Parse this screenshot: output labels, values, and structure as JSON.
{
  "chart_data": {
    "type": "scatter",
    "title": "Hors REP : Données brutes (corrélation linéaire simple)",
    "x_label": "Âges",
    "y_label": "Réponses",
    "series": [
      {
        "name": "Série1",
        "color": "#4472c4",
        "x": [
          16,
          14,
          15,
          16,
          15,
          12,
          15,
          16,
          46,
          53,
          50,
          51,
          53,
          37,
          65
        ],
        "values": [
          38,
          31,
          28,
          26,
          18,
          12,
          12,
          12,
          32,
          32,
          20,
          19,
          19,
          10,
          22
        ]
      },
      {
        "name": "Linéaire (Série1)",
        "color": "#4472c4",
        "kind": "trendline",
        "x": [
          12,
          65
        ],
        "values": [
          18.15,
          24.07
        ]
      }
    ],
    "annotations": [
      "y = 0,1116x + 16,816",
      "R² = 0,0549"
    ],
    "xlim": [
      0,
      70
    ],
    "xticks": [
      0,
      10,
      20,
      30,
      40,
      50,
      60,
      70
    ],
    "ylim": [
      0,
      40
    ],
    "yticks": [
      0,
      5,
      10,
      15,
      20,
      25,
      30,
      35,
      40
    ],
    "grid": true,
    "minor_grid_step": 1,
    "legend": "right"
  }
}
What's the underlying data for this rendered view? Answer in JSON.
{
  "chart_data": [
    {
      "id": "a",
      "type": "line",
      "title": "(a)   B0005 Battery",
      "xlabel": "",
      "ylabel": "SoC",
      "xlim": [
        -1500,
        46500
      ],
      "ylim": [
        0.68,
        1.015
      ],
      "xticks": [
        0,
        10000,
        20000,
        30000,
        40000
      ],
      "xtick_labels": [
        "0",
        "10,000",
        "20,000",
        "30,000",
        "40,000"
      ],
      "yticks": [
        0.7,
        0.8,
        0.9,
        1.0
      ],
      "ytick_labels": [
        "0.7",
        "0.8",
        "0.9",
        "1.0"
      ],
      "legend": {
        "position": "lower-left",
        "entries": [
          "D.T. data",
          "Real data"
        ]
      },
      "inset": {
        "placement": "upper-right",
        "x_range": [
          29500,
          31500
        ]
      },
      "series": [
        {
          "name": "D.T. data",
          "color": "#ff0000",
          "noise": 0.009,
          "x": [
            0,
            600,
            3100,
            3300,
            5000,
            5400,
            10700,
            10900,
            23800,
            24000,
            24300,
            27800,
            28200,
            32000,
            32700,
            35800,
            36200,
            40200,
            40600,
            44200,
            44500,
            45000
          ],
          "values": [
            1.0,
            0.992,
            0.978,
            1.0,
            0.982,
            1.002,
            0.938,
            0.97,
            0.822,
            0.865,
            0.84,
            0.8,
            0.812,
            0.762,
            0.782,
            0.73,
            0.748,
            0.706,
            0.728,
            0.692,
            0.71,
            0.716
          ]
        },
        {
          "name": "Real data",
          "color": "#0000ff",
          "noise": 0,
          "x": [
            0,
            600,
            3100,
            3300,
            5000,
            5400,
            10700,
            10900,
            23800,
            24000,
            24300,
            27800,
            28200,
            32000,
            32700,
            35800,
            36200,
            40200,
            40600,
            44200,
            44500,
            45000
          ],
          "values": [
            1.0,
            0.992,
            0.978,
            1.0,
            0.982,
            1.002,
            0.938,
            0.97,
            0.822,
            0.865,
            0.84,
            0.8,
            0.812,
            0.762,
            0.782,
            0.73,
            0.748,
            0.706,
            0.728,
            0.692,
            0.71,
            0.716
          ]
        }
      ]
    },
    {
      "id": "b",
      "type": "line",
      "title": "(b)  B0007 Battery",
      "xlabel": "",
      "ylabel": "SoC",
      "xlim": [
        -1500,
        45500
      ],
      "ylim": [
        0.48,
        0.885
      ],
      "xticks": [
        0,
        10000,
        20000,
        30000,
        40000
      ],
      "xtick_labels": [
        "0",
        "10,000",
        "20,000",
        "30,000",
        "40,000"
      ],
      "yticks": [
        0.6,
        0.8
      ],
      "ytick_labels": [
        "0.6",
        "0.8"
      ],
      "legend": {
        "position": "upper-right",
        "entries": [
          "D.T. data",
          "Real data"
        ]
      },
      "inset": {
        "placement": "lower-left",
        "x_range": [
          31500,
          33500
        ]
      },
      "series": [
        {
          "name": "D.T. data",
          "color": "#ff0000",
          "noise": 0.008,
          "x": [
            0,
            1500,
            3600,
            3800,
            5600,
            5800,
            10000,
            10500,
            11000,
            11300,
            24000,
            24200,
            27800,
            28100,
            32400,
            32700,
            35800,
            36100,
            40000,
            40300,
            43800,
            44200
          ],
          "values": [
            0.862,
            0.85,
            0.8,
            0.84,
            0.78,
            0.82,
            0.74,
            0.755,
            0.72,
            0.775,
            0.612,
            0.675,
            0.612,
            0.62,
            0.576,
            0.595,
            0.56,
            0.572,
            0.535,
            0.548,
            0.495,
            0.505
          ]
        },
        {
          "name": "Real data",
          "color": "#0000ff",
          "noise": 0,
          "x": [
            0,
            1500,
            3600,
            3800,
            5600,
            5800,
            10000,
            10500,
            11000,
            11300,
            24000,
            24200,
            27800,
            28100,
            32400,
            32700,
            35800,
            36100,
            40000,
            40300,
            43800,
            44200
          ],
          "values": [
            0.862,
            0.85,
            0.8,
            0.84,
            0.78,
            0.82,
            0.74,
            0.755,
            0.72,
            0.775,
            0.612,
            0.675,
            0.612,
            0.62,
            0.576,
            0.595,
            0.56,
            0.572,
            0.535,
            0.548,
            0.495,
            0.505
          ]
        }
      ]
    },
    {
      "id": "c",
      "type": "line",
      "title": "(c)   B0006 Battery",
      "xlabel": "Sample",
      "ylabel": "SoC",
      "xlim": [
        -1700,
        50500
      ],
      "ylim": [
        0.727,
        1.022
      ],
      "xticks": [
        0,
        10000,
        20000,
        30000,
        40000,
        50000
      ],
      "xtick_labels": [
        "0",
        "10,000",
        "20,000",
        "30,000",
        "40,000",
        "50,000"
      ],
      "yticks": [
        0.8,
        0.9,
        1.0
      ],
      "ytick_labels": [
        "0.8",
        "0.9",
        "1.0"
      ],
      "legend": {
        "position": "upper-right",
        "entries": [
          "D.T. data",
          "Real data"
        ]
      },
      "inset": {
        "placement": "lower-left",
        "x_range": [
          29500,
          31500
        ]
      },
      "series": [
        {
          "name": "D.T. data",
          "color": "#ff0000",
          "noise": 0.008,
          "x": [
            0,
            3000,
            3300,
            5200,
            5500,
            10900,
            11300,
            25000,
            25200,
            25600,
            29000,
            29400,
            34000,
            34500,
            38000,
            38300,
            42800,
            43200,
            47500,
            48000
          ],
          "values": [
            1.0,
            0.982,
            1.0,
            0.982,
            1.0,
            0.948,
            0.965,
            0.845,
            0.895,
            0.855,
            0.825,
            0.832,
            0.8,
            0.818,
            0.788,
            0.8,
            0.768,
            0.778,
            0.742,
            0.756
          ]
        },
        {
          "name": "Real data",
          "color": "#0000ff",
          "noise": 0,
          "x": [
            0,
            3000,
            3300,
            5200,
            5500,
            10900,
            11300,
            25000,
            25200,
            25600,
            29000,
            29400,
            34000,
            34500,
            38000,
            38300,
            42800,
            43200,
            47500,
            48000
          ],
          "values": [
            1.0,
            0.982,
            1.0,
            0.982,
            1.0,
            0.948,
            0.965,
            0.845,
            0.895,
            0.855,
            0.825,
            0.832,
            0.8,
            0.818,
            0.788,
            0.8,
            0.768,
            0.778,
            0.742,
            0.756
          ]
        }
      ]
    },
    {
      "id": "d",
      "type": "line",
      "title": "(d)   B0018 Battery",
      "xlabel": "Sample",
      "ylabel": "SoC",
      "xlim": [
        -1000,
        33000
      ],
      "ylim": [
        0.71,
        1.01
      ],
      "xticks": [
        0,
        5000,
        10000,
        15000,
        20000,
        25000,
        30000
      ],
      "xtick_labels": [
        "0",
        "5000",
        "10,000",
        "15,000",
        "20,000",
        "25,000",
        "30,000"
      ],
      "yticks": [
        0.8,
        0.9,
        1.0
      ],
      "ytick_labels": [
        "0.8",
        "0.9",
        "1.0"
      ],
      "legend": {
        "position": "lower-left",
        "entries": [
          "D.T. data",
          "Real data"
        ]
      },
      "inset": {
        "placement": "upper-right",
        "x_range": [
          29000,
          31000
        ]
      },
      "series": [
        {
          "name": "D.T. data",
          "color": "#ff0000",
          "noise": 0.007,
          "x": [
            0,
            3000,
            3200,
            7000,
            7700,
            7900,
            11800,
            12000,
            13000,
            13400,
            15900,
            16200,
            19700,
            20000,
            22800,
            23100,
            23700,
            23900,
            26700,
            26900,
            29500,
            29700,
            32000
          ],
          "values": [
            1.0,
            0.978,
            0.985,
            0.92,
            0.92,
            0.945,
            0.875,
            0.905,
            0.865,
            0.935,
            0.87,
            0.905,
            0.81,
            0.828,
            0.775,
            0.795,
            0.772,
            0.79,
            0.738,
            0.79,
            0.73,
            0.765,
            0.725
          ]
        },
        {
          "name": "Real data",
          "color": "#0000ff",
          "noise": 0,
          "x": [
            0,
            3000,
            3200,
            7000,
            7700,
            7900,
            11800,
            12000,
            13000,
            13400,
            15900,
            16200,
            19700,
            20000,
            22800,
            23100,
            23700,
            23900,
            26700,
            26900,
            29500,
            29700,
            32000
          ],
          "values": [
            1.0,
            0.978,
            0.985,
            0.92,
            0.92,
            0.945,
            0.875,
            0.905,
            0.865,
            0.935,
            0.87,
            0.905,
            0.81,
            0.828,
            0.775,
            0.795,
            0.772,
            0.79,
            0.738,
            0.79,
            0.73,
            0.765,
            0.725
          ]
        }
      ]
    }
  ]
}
☆ ☆ ☆
• [Objective]:
Only a number is wanted: how many lines of the material above hold "JSON"?

• [Worked answer]:
2